● Exercise:
Reproduce the lines of the material exactly, excluding every image.

(Figure content listings)
━━━━━━
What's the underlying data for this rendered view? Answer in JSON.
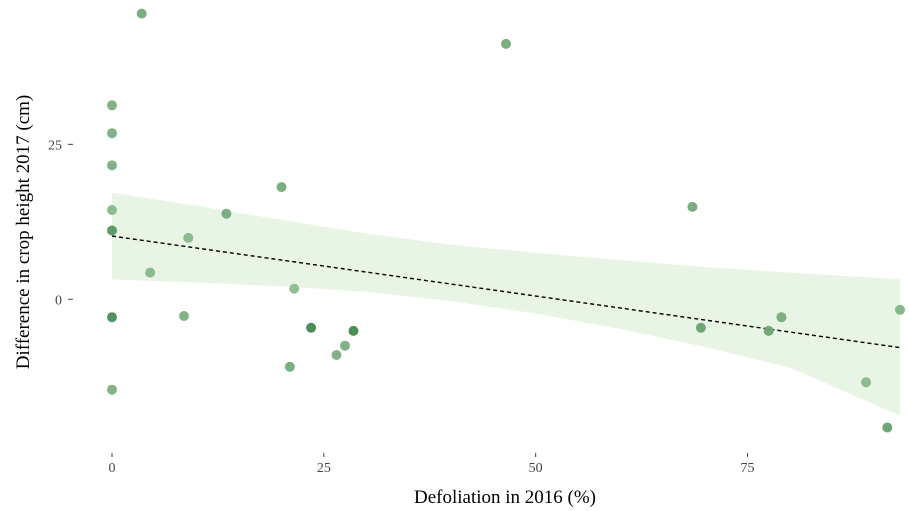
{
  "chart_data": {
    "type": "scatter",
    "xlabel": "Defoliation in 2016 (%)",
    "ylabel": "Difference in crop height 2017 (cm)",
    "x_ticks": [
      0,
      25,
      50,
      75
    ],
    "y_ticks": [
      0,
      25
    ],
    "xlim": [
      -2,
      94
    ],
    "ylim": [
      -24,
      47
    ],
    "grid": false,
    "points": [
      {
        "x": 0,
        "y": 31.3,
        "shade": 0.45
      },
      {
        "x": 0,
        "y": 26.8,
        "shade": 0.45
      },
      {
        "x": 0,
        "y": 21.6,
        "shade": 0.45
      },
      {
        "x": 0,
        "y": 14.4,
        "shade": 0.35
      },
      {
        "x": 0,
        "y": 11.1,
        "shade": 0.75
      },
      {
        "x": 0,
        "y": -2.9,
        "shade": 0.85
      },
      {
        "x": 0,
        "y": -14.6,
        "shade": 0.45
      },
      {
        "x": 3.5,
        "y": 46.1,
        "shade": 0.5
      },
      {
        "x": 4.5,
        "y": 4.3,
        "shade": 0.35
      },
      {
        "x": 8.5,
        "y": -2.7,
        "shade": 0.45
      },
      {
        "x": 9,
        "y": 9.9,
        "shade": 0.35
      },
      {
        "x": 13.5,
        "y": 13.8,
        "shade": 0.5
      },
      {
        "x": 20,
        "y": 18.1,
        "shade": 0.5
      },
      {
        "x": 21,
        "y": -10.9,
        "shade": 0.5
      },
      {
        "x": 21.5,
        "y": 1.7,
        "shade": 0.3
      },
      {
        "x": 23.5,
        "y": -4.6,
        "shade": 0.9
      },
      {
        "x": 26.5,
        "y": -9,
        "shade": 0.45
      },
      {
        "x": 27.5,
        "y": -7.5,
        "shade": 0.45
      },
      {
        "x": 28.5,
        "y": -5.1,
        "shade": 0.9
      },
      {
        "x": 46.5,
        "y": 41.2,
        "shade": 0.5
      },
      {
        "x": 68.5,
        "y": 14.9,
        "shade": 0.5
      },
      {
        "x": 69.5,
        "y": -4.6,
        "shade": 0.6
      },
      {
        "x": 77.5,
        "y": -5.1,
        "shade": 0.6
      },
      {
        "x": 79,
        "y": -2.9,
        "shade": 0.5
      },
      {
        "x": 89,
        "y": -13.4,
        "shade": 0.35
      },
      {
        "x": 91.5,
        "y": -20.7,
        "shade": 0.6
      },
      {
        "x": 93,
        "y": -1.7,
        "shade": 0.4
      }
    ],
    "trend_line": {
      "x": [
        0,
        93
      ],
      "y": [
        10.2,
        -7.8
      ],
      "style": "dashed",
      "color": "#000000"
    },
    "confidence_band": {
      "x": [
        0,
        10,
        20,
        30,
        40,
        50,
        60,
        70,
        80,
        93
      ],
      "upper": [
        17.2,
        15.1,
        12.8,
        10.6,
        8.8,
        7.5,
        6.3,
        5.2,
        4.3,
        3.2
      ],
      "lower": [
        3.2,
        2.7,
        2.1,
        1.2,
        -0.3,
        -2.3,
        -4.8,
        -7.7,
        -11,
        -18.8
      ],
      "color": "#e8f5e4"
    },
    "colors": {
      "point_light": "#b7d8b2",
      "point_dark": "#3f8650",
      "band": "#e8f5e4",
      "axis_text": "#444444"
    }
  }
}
━━━━━━
● Answer to this exercise:
What's the underlying data for this rendered view? Answer in JSON.
{
  "chart_data": {
    "type": "scatter",
    "xlabel": "Defoliation in 2016 (%)",
    "ylabel": "Difference in crop height 2017 (cm)",
    "x_ticks": [
      0,
      25,
      50,
      75
    ],
    "y_ticks": [
      0,
      25
    ],
    "xlim": [
      -2,
      94
    ],
    "ylim": [
      -24,
      47
    ],
    "grid": false,
    "points": [
      {
        "x": 0,
        "y": 31.3,
        "shade": 0.45
      },
      {
        "x": 0,
        "y": 26.8,
        "shade": 0.45
      },
      {
        "x": 0,
        "y": 21.6,
        "shade": 0.45
      },
      {
        "x": 0,
        "y": 14.4,
        "shade": 0.35
      },
      {
        "x": 0,
        "y": 11.1,
        "shade": 0.75
      },
      {
        "x": 0,
        "y": -2.9,
        "shade": 0.85
      },
      {
        "x": 0,
        "y": -14.6,
        "shade": 0.45
      },
      {
        "x": 3.5,
        "y": 46.1,
        "shade": 0.5
      },
      {
        "x": 4.5,
        "y": 4.3,
        "shade": 0.35
      },
      {
        "x": 8.5,
        "y": -2.7,
        "shade": 0.45
      },
      {
        "x": 9,
        "y": 9.9,
        "shade": 0.35
      },
      {
        "x": 13.5,
        "y": 13.8,
        "shade": 0.5
      },
      {
        "x": 20,
        "y": 18.1,
        "shade": 0.5
      },
      {
        "x": 21,
        "y": -10.9,
        "shade": 0.5
      },
      {
        "x": 21.5,
        "y": 1.7,
        "shade": 0.3
      },
      {
        "x": 23.5,
        "y": -4.6,
        "shade": 0.9
      },
      {
        "x": 26.5,
        "y": -9,
        "shade": 0.45
      },
      {
        "x": 27.5,
        "y": -7.5,
        "shade": 0.45
      },
      {
        "x": 28.5,
        "y": -5.1,
        "shade": 0.9
      },
      {
        "x": 46.5,
        "y": 41.2,
        "shade": 0.5
      },
      {
        "x": 68.5,
        "y": 14.9,
        "shade": 0.5
      },
      {
        "x": 69.5,
        "y": -4.6,
        "shade": 0.6
      },
      {
        "x": 77.5,
        "y": -5.1,
        "shade": 0.6
      },
      {
        "x": 79,
        "y": -2.9,
        "shade": 0.5
      },
      {
        "x": 89,
        "y": -13.4,
        "shade": 0.35
      },
      {
        "x": 91.5,
        "y": -20.7,
        "shade": 0.6
      },
      {
        "x": 93,
        "y": -1.7,
        "shade": 0.4
      }
    ],
    "trend_line": {
      "x": [
        0,
        93
      ],
      "y": [
        10.2,
        -7.8
      ],
      "style": "dashed",
      "color": "#000000"
    },
    "confidence_band": {
      "x": [
        0,
        10,
        20,
        30,
        40,
        50,
        60,
        70,
        80,
        93
      ],
      "upper": [
        17.2,
        15.1,
        12.8,
        10.6,
        8.8,
        7.5,
        6.3,
        5.2,
        4.3,
        3.2
      ],
      "lower": [
        3.2,
        2.7,
        2.1,
        1.2,
        -0.3,
        -2.3,
        -4.8,
        -7.7,
        -11,
        -18.8
      ],
      "color": "#e8f5e4"
    },
    "colors": {
      "point_light": "#b7d8b2",
      "point_dark": "#3f8650",
      "band": "#e8f5e4",
      "axis_text": "#444444"
    }
  }
}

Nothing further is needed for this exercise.